#### Given records

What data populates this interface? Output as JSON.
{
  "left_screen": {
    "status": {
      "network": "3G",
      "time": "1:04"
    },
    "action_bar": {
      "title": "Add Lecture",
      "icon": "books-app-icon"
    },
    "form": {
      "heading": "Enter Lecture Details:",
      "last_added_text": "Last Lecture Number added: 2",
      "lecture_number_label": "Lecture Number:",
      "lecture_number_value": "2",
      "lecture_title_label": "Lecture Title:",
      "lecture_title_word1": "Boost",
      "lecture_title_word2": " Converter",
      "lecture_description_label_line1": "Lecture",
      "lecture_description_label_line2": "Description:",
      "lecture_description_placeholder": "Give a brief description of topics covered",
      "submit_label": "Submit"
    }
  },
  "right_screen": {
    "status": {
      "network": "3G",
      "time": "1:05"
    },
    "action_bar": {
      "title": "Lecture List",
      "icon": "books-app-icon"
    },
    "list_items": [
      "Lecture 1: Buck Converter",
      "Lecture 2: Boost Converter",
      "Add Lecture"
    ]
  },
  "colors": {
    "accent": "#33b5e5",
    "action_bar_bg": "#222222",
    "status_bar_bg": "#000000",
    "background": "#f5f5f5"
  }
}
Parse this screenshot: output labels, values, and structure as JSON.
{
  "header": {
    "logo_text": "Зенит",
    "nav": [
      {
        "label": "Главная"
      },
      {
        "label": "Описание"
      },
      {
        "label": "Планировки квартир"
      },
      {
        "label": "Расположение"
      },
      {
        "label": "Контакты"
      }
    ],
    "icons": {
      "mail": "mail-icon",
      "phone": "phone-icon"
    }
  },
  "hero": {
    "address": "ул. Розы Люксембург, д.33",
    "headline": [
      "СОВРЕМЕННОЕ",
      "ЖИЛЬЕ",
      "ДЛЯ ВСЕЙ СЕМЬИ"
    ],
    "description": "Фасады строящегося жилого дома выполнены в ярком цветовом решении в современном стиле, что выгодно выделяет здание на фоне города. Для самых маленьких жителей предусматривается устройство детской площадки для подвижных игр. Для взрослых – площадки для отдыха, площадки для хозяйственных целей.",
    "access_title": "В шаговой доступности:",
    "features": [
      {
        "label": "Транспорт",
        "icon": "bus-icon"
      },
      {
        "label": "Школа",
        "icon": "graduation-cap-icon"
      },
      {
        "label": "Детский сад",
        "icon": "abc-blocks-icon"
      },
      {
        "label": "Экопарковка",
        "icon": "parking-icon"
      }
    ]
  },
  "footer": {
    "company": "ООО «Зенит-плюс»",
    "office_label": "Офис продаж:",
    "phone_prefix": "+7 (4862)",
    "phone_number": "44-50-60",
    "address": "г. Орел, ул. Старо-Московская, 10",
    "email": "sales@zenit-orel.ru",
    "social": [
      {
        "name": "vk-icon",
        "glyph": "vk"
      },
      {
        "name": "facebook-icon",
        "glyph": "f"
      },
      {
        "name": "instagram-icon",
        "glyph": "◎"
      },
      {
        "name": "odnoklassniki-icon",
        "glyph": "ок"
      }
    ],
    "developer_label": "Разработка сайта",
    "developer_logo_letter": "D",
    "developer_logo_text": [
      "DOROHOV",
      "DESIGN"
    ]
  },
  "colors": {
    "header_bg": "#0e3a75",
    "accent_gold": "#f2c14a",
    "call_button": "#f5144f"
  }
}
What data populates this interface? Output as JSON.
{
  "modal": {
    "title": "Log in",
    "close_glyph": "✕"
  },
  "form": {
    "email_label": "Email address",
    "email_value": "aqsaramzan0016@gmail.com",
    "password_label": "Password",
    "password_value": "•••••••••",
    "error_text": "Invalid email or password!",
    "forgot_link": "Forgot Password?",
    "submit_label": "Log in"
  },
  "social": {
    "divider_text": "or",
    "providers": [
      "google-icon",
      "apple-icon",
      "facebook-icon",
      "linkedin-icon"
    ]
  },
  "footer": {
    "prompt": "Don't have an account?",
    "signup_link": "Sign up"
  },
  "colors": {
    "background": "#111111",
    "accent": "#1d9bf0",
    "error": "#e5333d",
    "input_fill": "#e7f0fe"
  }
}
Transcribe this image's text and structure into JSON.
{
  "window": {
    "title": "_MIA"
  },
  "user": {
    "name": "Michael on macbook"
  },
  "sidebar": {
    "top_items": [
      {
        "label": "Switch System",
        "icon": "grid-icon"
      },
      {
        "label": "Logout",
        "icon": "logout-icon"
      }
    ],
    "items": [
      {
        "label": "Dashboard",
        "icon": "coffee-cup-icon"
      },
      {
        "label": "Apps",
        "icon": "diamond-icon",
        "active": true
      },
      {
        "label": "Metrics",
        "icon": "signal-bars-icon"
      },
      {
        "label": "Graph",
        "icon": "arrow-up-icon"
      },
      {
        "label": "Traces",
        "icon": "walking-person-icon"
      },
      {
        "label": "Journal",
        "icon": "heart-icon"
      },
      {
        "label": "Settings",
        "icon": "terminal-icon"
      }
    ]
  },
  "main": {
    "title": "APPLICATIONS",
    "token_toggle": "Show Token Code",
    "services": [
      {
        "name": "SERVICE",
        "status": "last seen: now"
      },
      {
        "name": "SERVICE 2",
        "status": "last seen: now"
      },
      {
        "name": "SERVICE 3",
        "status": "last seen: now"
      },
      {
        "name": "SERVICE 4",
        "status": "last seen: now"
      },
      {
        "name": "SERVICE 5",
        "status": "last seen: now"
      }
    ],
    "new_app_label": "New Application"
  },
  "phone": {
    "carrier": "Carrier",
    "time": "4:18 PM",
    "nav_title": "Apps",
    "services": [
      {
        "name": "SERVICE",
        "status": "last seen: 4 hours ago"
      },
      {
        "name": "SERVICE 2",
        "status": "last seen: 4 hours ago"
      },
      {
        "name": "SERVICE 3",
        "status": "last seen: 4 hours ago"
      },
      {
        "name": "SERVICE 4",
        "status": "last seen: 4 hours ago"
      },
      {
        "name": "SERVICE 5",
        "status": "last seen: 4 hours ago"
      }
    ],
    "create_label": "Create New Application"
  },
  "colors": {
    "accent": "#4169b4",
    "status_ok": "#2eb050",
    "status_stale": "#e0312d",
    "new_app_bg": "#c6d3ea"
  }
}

########

* To be done
Type the whole listing again, unaltered.

* Worked answer
What data populates this interface? Output as JSON.
{
  "left_screen": {
    "status": {
      "network": "3G",
      "time": "1:04"
    },
    "action_bar": {
      "title": "Add Lecture",
      "icon": "books-app-icon"
    },
    "form": {
      "heading": "Enter Lecture Details:",
      "last_added_text": "Last Lecture Number added: 2",
      "lecture_number_label": "Lecture Number:",
      "lecture_number_value": "2",
      "lecture_title_label": "Lecture Title:",
      "lecture_title_word1": "Boost",
      "lecture_title_word2": " Converter",
      "lecture_description_label_line1": "Lecture",
      "lecture_description_label_line2": "Description:",
      "lecture_description_placeholder": "Give a brief description of topics covered",
      "submit_label": "Submit"
    }
  },
  "right_screen": {
    "status": {
      "network": "3G",
      "time": "1:05"
    },
    "action_bar": {
      "title": "Lecture List",
      "icon": "books-app-icon"
    },
    "list_items": [
      "Lecture 1: Buck Converter",
      "Lecture 2: Boost Converter",
      "Add Lecture"
    ]
  },
  "colors": {
    "accent": "#33b5e5",
    "action_bar_bg": "#222222",
    "status_bar_bg": "#000000",
    "background": "#f5f5f5"
  }
}
Parse this screenshot: output labels, values, and structure as JSON.
{
  "header": {
    "logo_text": "Зенит",
    "nav": [
      {
        "label": "Главная"
      },
      {
        "label": "Описание"
      },
      {
        "label": "Планировки квартир"
      },
      {
        "label": "Расположение"
      },
      {
        "label": "Контакты"
      }
    ],
    "icons": {
      "mail": "mail-icon",
      "phone": "phone-icon"
    }
  },
  "hero": {
    "address": "ул. Розы Люксембург, д.33",
    "headline": [
      "СОВРЕМЕННОЕ",
      "ЖИЛЬЕ",
      "ДЛЯ ВСЕЙ СЕМЬИ"
    ],
    "description": "Фасады строящегося жилого дома выполнены в ярком цветовом решении в современном стиле, что выгодно выделяет здание на фоне города. Для самых маленьких жителей предусматривается устройство детской площадки для подвижных игр. Для взрослых – площадки для отдыха, площадки для хозяйственных целей.",
    "access_title": "В шаговой доступности:",
    "features": [
      {
        "label": "Транспорт",
        "icon": "bus-icon"
      },
      {
        "label": "Школа",
        "icon": "graduation-cap-icon"
      },
      {
        "label": "Детский сад",
        "icon": "abc-blocks-icon"
      },
      {
        "label": "Экопарковка",
        "icon": "parking-icon"
      }
    ]
  },
  "footer": {
    "company": "ООО «Зенит-плюс»",
    "office_label": "Офис продаж:",
    "phone_prefix": "+7 (4862)",
    "phone_number": "44-50-60",
    "address": "г. Орел, ул. Старо-Московская, 10",
    "email": "sales@zenit-orel.ru",
    "social": [
      {
        "name": "vk-icon",
        "glyph": "vk"
      },
      {
        "name": "facebook-icon",
        "glyph": "f"
      },
      {
        "name": "instagram-icon",
        "glyph": "◎"
      },
      {
        "name": "odnoklassniki-icon",
        "glyph": "ок"
      }
    ],
    "developer_label": "Разработка сайта",
    "developer_logo_letter": "D",
    "developer_logo_text": [
      "DOROHOV",
      "DESIGN"
    ]
  },
  "colors": {
    "header_bg": "#0e3a75",
    "accent_gold": "#f2c14a",
    "call_button": "#f5144f"
  }
}
What data populates this interface? Output as JSON.
{
  "modal": {
    "title": "Log in",
    "close_glyph": "✕"
  },
  "form": {
    "email_label": "Email address",
    "email_value": "aqsaramzan0016@gmail.com",
    "password_label": "Password",
    "password_value": "•••••••••",
    "error_text": "Invalid email or password!",
    "forgot_link": "Forgot Password?",
    "submit_label": "Log in"
  },
  "social": {
    "divider_text": "or",
    "providers": [
      "google-icon",
      "apple-icon",
      "facebook-icon",
      "linkedin-icon"
    ]
  },
  "footer": {
    "prompt": "Don't have an account?",
    "signup_link": "Sign up"
  },
  "colors": {
    "background": "#111111",
    "accent": "#1d9bf0",
    "error": "#e5333d",
    "input_fill": "#e7f0fe"
  }
}
Transcribe this image's text and structure into JSON.
{
  "window": {
    "title": "_MIA"
  },
  "user": {
    "name": "Michael on macbook"
  },
  "sidebar": {
    "top_items": [
      {
        "label": "Switch System",
        "icon": "grid-icon"
      },
      {
        "label": "Logout",
        "icon": "logout-icon"
      }
    ],
    "items": [
      {
        "label": "Dashboard",
        "icon": "coffee-cup-icon"
      },
      {
        "label": "Apps",
        "icon": "diamond-icon",
        "active": true
      },
      {
        "label": "Metrics",
        "icon": "signal-bars-icon"
      },
      {
        "label": "Graph",
        "icon": "arrow-up-icon"
      },
      {
        "label": "Traces",
        "icon": "walking-person-icon"
      },
      {
        "label": "Journal",
        "icon": "heart-icon"
      },
      {
        "label": "Settings",
        "icon": "terminal-icon"
      }
    ]
  },
  "main": {
    "title": "APPLICATIONS",
    "token_toggle": "Show Token Code",
    "services": [
      {
        "name": "SERVICE",
        "status": "last seen: now"
      },
      {
        "name": "SERVICE 2",
        "status": "last seen: now"
      },
      {
        "name": "SERVICE 3",
        "status": "last seen: now"
      },
      {
        "name": "SERVICE 4",
        "status": "last seen: now"
      },
      {
        "name": "SERVICE 5",
        "status": "last seen: now"
      }
    ],
    "new_app_label": "New Application"
  },
  "phone": {
    "carrier": "Carrier",
    "time": "4:18 PM",
    "nav_title": "Apps",
    "services": [
      {
        "name": "SERVICE",
        "status": "last seen: 4 hours ago"
      },
      {
        "name": "SERVICE 2",
        "status": "last seen: 4 hours ago"
      },
      {
        "name": "SERVICE 3",
        "status": "last seen: 4 hours ago"
      },
      {
        "name": "SERVICE 4",
        "status": "last seen: 4 hours ago"
      },
      {
        "name": "SERVICE 5",
        "status": "last seen: 4 hours ago"
      }
    ],
    "create_label": "Create New Application"
  },
  "colors": {
    "accent": "#4169b4",
    "status_ok": "#2eb050",
    "status_stale": "#e0312d",
    "new_app_bg": "#c6d3ea"
  }
}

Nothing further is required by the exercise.